■ Provided data:
....

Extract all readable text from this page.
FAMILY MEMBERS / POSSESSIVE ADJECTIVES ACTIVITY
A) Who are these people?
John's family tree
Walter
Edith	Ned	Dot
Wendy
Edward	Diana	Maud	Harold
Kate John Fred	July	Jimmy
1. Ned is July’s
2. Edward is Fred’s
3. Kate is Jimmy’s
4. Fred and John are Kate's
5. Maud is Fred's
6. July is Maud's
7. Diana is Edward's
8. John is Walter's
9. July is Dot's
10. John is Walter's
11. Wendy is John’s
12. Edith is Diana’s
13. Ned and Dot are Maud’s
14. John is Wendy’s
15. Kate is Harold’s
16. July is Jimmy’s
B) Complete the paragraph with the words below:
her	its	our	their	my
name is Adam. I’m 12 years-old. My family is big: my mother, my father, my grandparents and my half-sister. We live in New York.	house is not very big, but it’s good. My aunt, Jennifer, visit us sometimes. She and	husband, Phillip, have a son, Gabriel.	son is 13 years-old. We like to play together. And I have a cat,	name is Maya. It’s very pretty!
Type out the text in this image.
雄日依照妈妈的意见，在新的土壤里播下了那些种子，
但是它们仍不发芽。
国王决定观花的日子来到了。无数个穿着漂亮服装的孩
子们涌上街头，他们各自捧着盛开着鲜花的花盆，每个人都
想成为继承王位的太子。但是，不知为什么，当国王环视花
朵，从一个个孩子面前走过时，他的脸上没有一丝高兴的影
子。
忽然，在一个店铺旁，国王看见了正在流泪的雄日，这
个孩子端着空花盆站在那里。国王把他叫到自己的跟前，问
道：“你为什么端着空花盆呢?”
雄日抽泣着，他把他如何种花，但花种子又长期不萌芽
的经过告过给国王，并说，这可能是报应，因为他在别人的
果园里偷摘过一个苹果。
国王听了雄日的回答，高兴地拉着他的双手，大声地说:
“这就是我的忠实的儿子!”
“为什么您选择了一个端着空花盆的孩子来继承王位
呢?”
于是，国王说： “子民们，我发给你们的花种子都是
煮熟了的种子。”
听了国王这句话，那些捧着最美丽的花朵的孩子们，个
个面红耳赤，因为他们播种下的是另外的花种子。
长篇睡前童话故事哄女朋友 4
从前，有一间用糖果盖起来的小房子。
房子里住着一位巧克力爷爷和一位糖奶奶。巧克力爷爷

....

■ Work to do:
Pick out the lines containing the word "Diana" and show them.

■ Result for this exercise:
Edward	Diana	Maud	Harold
7. Diana is Edward's
12. Edith is Diana’s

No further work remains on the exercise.